■ Data entries:
>> Begin

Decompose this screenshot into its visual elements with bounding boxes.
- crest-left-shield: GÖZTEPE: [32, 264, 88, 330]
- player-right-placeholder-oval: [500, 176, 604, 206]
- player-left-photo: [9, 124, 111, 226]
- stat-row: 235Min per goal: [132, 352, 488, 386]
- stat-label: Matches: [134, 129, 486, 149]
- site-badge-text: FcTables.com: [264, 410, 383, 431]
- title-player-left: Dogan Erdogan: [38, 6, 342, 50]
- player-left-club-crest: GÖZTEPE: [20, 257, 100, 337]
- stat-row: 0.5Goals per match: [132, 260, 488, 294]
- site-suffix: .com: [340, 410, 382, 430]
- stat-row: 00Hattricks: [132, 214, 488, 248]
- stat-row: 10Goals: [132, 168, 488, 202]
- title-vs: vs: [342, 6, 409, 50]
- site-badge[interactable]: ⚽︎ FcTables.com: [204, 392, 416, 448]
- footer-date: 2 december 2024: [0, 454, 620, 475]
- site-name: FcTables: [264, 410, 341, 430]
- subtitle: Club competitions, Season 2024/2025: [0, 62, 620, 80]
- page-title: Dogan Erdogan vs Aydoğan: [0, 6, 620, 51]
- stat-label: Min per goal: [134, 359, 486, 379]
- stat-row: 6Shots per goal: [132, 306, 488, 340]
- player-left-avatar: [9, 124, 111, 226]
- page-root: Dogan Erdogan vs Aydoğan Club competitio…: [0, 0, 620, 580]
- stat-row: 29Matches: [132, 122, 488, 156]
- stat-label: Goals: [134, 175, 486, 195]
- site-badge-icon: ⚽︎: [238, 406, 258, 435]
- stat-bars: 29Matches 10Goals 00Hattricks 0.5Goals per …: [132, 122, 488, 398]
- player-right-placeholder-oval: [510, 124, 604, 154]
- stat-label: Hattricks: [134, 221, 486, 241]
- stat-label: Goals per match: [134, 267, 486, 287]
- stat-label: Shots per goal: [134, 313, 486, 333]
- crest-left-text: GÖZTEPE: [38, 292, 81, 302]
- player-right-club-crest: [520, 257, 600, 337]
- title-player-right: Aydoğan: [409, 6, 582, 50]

>> End

■ Problem statement: Extract each row above and reproduce every line without changing a single character.

■ Task result:
Decompose this screenshot into its visual elements with bounding boxes.
- crest-left-shield: GÖZTEPE: [32, 264, 88, 330]
- player-right-placeholder-oval: [500, 176, 604, 206]
- player-left-photo: [9, 124, 111, 226]
- stat-row: 235Min per goal: [132, 352, 488, 386]
- stat-label: Matches: [134, 129, 486, 149]
- site-badge-text: FcTables.com: [264, 410, 383, 431]
- title-player-left: Dogan Erdogan: [38, 6, 342, 50]
- player-left-club-crest: GÖZTEPE: [20, 257, 100, 337]
- stat-row: 0.5Goals per match: [132, 260, 488, 294]
- site-suffix: .com: [340, 410, 382, 430]
- stat-row: 00Hattricks: [132, 214, 488, 248]
- stat-row: 10Goals: [132, 168, 488, 202]
- title-vs: vs: [342, 6, 409, 50]
- site-badge[interactable]: ⚽︎ FcTables.com: [204, 392, 416, 448]
- footer-date: 2 december 2024: [0, 454, 620, 475]
- site-name: FcTables: [264, 410, 341, 430]
- subtitle: Club competitions, Season 2024/2025: [0, 62, 620, 80]
- page-title: Dogan Erdogan vs Aydoğan: [0, 6, 620, 51]
- stat-label: Min per goal: [134, 359, 486, 379]
- stat-row: 6Shots per goal: [132, 306, 488, 340]
- player-left-avatar: [9, 124, 111, 226]
- page-root: Dogan Erdogan vs Aydoğan Club competitio…: [0, 0, 620, 580]
- stat-row: 29Matches: [132, 122, 488, 156]
- stat-label: Goals: [134, 175, 486, 195]
- site-badge-icon: ⚽︎: [238, 406, 258, 435]
- stat-bars: 29Matches 10Goals 00Hattricks 0.5Goals per …: [132, 122, 488, 398]
- player-right-placeholder-oval: [510, 124, 604, 154]
- stat-label: Hattricks: [134, 221, 486, 241]
- stat-label: Goals per match: [134, 267, 486, 287]
- stat-label: Shots per goal: [134, 313, 486, 333]
- crest-left-text: GÖZTEPE: [38, 292, 81, 302]
- player-right-club-crest: [520, 257, 600, 337]
- title-player-right: Aydoğan: [409, 6, 582, 50]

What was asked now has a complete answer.